◆ **EXERCISE INSTRUCTIONS**: Using the records provided below, locate and copy each line that contains the word "crew".

◆ **DATA RECORDS**:
....
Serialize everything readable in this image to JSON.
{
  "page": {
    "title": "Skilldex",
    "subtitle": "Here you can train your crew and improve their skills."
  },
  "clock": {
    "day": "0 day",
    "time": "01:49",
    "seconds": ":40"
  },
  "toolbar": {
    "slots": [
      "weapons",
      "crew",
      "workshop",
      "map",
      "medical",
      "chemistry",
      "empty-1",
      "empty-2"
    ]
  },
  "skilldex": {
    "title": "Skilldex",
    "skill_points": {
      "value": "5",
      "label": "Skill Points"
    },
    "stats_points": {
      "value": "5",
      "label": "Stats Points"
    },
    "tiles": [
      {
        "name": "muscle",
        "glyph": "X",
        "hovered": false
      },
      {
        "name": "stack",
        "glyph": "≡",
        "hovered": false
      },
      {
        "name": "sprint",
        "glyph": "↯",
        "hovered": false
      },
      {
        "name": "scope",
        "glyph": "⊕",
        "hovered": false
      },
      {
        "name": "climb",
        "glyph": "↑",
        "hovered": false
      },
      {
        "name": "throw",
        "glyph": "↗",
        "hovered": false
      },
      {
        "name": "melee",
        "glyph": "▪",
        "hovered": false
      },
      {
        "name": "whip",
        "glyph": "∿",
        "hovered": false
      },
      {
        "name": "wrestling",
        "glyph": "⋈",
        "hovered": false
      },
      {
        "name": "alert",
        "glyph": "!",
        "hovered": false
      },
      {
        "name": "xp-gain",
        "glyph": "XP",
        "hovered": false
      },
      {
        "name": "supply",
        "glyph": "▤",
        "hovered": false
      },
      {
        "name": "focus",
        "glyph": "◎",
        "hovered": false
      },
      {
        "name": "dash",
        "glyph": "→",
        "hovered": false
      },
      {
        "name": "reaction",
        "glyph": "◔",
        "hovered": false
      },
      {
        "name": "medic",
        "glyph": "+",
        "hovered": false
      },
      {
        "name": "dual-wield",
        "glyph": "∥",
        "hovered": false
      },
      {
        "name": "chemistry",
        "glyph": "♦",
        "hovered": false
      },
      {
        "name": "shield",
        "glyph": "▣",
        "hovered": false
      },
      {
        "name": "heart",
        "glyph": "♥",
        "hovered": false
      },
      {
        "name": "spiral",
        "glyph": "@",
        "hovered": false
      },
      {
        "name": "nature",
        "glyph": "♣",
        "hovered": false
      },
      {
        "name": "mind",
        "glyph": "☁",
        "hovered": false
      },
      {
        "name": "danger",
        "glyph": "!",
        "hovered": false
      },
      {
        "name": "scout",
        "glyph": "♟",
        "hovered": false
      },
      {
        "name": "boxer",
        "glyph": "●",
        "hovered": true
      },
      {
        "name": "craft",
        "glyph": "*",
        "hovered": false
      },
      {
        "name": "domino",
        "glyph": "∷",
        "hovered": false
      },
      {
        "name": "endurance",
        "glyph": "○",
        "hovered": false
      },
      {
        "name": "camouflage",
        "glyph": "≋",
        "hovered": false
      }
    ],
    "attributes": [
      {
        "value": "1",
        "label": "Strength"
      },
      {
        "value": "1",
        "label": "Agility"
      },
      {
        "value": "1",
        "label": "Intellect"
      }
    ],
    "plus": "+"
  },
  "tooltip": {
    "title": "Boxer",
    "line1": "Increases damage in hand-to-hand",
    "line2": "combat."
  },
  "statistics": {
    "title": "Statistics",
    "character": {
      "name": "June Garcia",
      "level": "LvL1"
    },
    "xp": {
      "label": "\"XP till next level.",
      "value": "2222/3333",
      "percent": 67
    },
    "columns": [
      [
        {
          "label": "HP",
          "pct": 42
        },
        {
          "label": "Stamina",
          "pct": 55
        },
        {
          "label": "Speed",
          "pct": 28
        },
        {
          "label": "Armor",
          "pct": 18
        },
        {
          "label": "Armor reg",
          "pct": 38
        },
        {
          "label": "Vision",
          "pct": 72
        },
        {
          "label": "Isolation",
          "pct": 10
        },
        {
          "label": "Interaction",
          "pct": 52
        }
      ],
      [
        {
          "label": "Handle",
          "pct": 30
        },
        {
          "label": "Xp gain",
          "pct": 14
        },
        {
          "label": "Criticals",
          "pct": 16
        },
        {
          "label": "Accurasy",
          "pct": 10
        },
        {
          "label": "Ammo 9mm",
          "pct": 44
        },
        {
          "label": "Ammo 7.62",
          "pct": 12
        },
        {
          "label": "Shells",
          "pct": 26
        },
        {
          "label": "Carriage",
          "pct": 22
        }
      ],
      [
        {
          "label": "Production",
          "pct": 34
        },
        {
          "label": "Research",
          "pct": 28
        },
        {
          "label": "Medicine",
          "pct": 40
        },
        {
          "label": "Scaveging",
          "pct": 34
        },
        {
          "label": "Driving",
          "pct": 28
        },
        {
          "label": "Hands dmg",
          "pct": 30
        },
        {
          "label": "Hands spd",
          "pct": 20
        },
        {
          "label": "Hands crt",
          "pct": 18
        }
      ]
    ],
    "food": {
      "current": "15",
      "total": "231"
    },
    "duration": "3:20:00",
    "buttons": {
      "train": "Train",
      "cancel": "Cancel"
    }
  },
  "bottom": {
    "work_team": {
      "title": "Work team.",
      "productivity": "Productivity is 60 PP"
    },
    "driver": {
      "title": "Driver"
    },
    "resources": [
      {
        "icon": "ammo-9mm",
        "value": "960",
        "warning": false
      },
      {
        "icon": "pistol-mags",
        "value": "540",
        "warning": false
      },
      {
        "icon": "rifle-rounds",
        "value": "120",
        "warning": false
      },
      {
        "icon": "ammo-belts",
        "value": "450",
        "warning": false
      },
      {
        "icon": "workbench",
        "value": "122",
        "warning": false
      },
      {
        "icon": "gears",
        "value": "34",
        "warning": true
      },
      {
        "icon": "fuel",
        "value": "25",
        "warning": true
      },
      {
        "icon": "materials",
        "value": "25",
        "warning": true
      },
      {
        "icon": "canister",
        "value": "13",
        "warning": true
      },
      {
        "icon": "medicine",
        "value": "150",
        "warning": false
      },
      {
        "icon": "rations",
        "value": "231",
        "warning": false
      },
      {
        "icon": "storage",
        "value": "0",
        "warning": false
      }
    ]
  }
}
....
◆ **SOLUTION**:
    "subtitle": "Here you can train your crew and improve their skills."
      "crew",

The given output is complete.